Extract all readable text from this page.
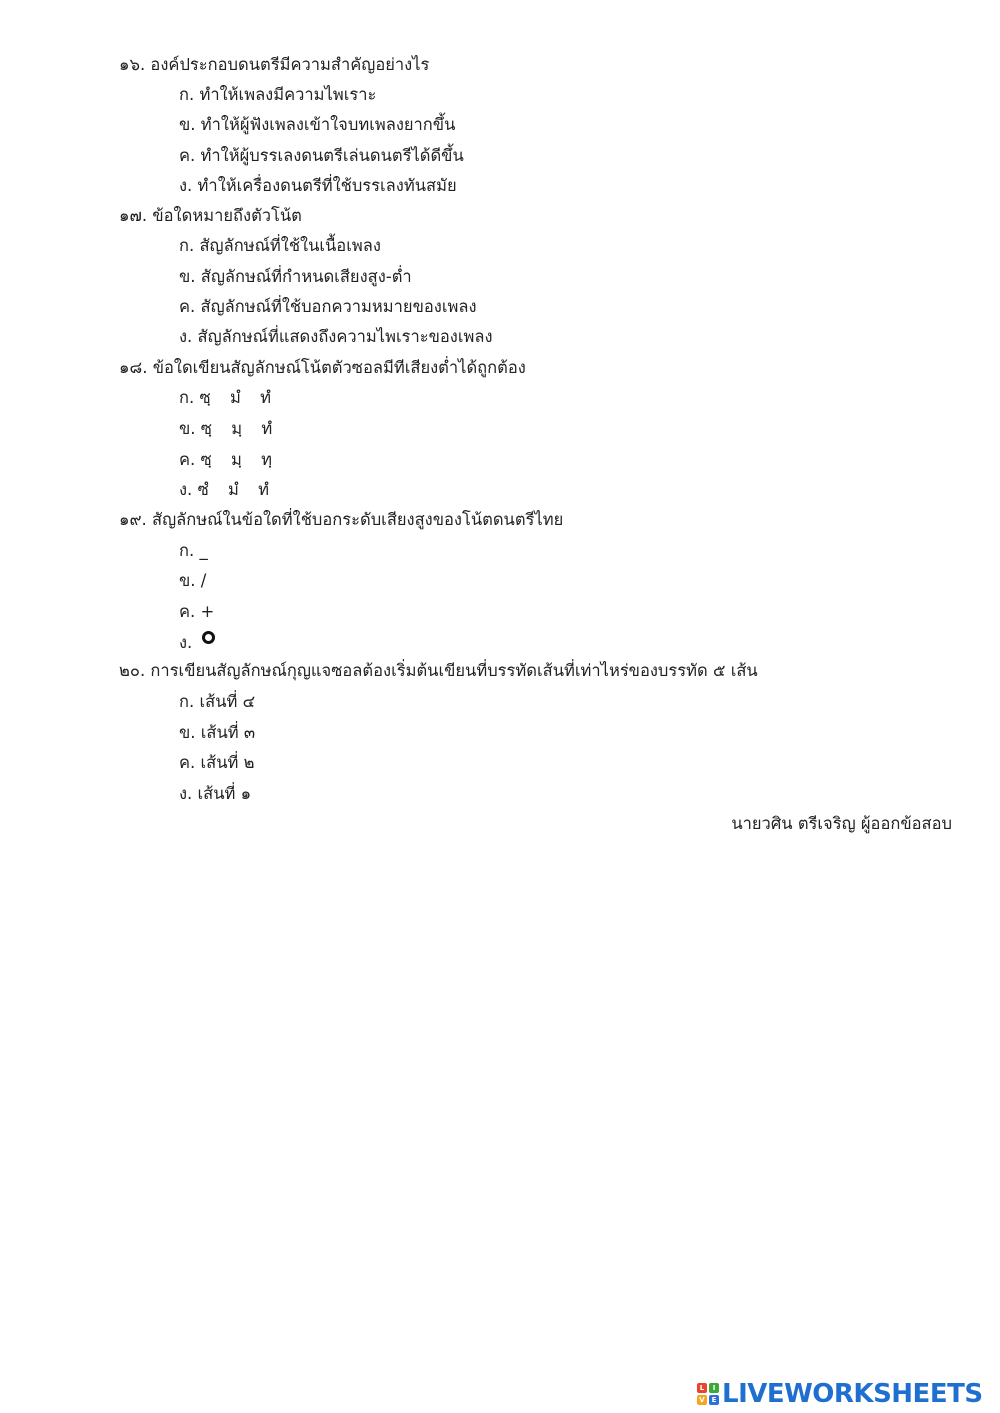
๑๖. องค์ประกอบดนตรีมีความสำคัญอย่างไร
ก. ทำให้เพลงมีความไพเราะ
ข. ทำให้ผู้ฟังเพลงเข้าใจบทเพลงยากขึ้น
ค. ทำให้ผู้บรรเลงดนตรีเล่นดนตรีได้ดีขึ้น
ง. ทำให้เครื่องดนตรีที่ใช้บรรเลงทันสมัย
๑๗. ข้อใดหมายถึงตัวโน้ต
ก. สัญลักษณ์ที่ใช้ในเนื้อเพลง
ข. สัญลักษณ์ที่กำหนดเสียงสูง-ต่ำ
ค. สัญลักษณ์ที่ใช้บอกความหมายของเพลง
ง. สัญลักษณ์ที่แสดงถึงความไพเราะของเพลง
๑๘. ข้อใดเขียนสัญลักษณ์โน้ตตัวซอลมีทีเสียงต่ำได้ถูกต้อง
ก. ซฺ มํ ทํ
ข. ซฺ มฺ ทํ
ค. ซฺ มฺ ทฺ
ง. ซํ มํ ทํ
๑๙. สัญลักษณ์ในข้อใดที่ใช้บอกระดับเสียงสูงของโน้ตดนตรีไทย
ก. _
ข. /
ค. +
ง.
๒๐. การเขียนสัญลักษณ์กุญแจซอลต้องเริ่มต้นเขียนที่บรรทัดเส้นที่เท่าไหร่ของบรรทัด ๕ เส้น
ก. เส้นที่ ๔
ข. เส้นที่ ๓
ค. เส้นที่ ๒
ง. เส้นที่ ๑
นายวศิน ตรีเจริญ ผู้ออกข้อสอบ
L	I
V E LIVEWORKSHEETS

-- EXERCISE AIM --
Retype the entries word for word. Omit any images.

-- SOLUTION TO THIS PROBLEM --
Extract all readable text from this page.
๑๖. องค์ประกอบดนตรีมีความสำคัญอย่างไร
ก. ทำให้เพลงมีความไพเราะ
ข. ทำให้ผู้ฟังเพลงเข้าใจบทเพลงยากขึ้น
ค. ทำให้ผู้บรรเลงดนตรีเล่นดนตรีได้ดีขึ้น
ง. ทำให้เครื่องดนตรีที่ใช้บรรเลงทันสมัย
๑๗. ข้อใดหมายถึงตัวโน้ต
ก. สัญลักษณ์ที่ใช้ในเนื้อเพลง
ข. สัญลักษณ์ที่กำหนดเสียงสูง-ต่ำ
ค. สัญลักษณ์ที่ใช้บอกความหมายของเพลง
ง. สัญลักษณ์ที่แสดงถึงความไพเราะของเพลง
๑๘. ข้อใดเขียนสัญลักษณ์โน้ตตัวซอลมีทีเสียงต่ำได้ถูกต้อง
ก. ซฺ มํ ทํ
ข. ซฺ มฺ ทํ
ค. ซฺ มฺ ทฺ
ง. ซํ มํ ทํ
๑๙. สัญลักษณ์ในข้อใดที่ใช้บอกระดับเสียงสูงของโน้ตดนตรีไทย
ก. _
ข. /
ค. +
ง.
๒๐. การเขียนสัญลักษณ์กุญแจซอลต้องเริ่มต้นเขียนที่บรรทัดเส้นที่เท่าไหร่ของบรรทัด ๕ เส้น
ก. เส้นที่ ๔
ข. เส้นที่ ๓
ค. เส้นที่ ๒
ง. เส้นที่ ๑
นายวศิน ตรีเจริญ ผู้ออกข้อสอบ
L	I
V E LIVEWORKSHEETS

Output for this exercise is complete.